------ Given data ------

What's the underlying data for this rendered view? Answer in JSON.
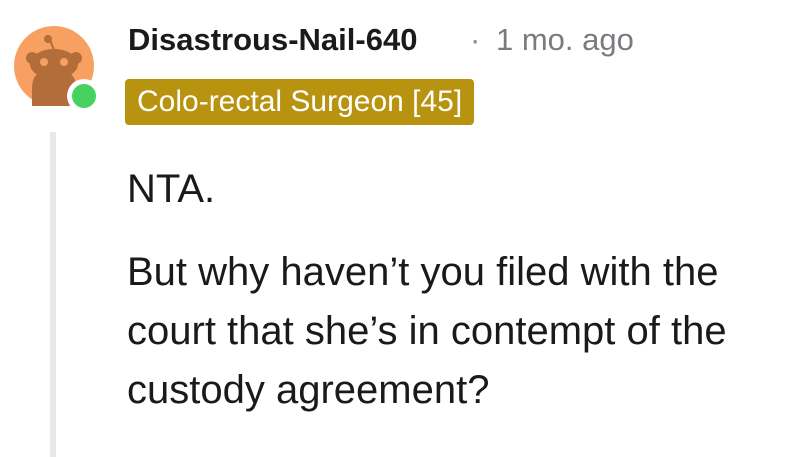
{
  "comment": {
    "username": "Disastrous-Nail-640",
    "separator": "·",
    "timestamp": "1 mo. ago",
    "flair": "Colo-rectal Surgeon [45]",
    "paragraphs": [
      "NTA.",
      "But why haven’t you filed with the court that she’s in contempt of the custody agreement?"
    ]
  },
  "colors": {
    "avatar_bg": "#f7a061",
    "online_status": "#46d160",
    "flair_bg": "#b7930f",
    "thread_line": "#e8e8e8"
  },
  "icons": {
    "avatar": "snoo-avatar-icon",
    "status": "online-status-icon"
  }
}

------

Task ::
Leave out the pictures and output every record above precisely as given.

Expected output ::
What's the underlying data for this rendered view? Answer in JSON.
{
  "comment": {
    "username": "Disastrous-Nail-640",
    "separator": "·",
    "timestamp": "1 mo. ago",
    "flair": "Colo-rectal Surgeon [45]",
    "paragraphs": [
      "NTA.",
      "But why haven’t you filed with the court that she’s in contempt of the custody agreement?"
    ]
  },
  "colors": {
    "avatar_bg": "#f7a061",
    "online_status": "#46d160",
    "flair_bg": "#b7930f",
    "thread_line": "#e8e8e8"
  },
  "icons": {
    "avatar": "snoo-avatar-icon",
    "status": "online-status-icon"
  }
}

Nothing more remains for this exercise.